GIVEN EXERCISE
Copy out each line of the material below that holds the string "tersebut".

Extracted records:
________________________________________

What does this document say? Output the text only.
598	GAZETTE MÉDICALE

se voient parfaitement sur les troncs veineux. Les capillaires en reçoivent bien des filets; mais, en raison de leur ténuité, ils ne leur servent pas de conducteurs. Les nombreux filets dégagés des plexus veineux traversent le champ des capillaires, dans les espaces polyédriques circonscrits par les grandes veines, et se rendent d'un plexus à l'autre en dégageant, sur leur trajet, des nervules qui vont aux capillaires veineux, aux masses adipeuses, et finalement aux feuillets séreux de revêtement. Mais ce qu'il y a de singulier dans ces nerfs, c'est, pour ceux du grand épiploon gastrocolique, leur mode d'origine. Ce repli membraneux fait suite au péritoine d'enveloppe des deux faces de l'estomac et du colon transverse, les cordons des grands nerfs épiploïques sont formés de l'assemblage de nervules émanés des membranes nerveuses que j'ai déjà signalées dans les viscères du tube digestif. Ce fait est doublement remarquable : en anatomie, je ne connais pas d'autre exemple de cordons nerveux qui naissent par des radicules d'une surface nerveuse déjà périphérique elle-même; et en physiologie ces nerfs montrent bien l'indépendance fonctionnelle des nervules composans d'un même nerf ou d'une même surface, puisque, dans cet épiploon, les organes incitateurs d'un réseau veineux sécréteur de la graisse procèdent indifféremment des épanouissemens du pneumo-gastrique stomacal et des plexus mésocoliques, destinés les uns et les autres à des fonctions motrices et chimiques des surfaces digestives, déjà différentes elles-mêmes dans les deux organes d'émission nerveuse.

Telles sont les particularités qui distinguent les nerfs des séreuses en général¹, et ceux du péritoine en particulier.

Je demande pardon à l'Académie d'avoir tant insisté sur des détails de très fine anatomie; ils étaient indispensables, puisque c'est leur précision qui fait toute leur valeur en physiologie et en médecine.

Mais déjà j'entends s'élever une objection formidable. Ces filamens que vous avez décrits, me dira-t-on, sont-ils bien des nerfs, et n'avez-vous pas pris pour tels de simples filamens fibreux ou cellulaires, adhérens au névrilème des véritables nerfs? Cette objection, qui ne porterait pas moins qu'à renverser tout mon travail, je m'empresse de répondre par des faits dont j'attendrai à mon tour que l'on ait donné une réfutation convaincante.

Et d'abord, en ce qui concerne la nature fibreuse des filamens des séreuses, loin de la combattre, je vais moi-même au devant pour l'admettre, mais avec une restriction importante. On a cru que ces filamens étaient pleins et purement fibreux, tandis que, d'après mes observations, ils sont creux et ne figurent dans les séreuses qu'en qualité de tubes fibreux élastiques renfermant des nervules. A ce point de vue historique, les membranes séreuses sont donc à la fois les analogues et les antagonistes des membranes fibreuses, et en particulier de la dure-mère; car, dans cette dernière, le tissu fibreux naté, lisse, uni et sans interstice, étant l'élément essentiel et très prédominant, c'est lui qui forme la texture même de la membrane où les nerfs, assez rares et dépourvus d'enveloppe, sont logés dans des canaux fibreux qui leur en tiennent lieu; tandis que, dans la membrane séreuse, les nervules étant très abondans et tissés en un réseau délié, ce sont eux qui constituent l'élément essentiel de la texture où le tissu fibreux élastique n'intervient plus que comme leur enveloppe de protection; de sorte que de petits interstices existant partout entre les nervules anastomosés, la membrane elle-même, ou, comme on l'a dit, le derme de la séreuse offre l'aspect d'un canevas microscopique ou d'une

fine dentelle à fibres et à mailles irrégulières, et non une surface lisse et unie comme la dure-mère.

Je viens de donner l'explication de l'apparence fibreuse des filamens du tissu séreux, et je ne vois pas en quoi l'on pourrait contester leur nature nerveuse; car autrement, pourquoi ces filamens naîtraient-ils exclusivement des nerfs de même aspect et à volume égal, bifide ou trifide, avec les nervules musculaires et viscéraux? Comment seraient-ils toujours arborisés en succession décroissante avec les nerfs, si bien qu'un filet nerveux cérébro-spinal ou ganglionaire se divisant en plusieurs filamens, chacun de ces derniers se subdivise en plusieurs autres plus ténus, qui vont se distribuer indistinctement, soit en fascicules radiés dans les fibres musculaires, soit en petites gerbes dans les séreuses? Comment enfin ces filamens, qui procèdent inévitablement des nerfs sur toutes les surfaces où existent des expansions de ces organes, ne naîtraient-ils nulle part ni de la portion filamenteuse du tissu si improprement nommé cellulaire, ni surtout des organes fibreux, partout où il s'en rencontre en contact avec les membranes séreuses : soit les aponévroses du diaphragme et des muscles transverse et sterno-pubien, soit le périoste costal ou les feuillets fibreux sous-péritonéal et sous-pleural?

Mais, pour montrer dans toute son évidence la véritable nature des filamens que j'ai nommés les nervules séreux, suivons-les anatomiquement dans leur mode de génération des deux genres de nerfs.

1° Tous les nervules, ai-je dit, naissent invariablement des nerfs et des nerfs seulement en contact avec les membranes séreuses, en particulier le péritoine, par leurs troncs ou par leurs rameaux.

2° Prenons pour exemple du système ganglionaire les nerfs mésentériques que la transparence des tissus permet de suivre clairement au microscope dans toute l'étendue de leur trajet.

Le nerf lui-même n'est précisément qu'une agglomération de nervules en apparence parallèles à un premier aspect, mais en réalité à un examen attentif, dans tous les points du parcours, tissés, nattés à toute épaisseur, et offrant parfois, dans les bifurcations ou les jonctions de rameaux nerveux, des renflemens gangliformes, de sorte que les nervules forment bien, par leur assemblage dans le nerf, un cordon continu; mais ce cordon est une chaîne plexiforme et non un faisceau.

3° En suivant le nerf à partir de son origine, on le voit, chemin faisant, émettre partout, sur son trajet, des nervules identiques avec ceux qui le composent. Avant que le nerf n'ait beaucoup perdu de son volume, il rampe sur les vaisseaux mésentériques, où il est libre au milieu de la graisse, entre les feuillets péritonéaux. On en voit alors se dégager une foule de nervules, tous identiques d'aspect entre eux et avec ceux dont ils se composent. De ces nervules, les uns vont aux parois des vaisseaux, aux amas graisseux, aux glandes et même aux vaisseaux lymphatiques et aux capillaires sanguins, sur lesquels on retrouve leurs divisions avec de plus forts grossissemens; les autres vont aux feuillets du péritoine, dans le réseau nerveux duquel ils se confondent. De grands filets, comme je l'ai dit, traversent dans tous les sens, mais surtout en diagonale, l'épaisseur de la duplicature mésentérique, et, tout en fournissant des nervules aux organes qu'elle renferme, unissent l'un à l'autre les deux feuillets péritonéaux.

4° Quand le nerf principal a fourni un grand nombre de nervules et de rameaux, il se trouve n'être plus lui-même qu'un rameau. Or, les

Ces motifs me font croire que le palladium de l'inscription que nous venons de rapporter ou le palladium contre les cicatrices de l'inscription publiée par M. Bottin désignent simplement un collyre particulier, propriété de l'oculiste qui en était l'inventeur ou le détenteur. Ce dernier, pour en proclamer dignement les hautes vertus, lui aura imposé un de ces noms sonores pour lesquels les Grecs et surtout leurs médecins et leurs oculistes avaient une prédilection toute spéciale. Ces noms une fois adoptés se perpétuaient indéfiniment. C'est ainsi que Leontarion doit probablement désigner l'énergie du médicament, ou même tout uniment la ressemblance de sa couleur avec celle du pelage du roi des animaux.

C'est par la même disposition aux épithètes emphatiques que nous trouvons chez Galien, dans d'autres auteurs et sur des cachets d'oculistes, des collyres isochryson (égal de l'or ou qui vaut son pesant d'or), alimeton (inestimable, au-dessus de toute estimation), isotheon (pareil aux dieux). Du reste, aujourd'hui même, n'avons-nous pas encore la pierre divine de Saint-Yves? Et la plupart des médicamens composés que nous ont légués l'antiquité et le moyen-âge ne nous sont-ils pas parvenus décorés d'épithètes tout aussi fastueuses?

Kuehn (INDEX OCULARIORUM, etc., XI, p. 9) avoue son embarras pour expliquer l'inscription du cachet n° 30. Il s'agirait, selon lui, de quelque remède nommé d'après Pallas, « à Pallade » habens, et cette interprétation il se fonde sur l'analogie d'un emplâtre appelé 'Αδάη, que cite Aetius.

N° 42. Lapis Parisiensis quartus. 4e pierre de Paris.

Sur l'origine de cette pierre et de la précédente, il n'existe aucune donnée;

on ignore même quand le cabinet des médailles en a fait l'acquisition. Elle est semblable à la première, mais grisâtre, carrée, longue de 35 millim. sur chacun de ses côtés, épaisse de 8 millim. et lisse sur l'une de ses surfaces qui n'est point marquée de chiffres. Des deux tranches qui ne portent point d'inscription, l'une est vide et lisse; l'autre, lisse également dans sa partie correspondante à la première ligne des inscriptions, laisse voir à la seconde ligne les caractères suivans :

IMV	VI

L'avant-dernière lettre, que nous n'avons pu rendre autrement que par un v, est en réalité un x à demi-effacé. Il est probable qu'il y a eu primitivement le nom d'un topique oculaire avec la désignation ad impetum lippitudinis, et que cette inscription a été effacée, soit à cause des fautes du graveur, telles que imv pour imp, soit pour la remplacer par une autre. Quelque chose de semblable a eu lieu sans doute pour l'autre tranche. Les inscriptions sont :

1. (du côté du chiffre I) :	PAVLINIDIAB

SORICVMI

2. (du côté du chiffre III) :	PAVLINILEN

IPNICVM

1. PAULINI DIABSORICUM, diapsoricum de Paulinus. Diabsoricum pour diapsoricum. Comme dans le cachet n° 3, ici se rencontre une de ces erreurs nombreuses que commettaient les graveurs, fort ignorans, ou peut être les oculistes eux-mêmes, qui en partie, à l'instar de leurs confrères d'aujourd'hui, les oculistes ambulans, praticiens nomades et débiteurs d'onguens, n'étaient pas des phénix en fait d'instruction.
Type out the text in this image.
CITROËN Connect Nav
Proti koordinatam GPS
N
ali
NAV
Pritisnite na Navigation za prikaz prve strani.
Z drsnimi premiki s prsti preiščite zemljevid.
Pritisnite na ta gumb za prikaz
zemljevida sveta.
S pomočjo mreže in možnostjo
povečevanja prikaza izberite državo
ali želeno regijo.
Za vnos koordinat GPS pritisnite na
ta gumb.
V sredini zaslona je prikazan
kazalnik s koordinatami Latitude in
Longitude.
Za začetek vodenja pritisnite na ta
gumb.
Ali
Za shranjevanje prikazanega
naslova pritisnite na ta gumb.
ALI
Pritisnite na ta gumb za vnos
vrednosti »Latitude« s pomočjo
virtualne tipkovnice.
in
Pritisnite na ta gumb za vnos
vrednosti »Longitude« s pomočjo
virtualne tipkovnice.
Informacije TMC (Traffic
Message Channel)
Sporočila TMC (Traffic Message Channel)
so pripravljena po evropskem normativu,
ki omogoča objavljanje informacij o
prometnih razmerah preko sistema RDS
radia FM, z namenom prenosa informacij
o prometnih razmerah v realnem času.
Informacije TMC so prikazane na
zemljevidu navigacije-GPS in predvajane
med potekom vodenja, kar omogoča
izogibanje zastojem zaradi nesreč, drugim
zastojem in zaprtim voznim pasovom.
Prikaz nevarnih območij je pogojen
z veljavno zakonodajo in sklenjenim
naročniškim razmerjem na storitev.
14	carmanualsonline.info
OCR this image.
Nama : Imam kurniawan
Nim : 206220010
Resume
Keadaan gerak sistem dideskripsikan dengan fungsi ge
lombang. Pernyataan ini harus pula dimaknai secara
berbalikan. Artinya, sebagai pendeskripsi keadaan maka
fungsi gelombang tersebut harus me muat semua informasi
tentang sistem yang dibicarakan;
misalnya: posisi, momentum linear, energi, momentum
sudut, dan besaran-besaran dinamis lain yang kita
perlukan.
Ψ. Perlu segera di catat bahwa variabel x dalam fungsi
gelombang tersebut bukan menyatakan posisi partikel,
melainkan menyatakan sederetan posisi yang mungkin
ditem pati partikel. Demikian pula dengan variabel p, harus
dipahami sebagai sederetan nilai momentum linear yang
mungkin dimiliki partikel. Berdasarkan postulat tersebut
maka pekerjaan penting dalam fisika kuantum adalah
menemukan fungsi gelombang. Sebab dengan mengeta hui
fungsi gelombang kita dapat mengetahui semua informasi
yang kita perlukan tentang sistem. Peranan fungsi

________________________________________

EXPECTED OUTPUT
fungsi gelombang tersebut harus me muat semua informasi
gelombang tersebut bukan menyatakan posisi partikel,
mungkin dimiliki partikel. Berdasarkan postulat tersebut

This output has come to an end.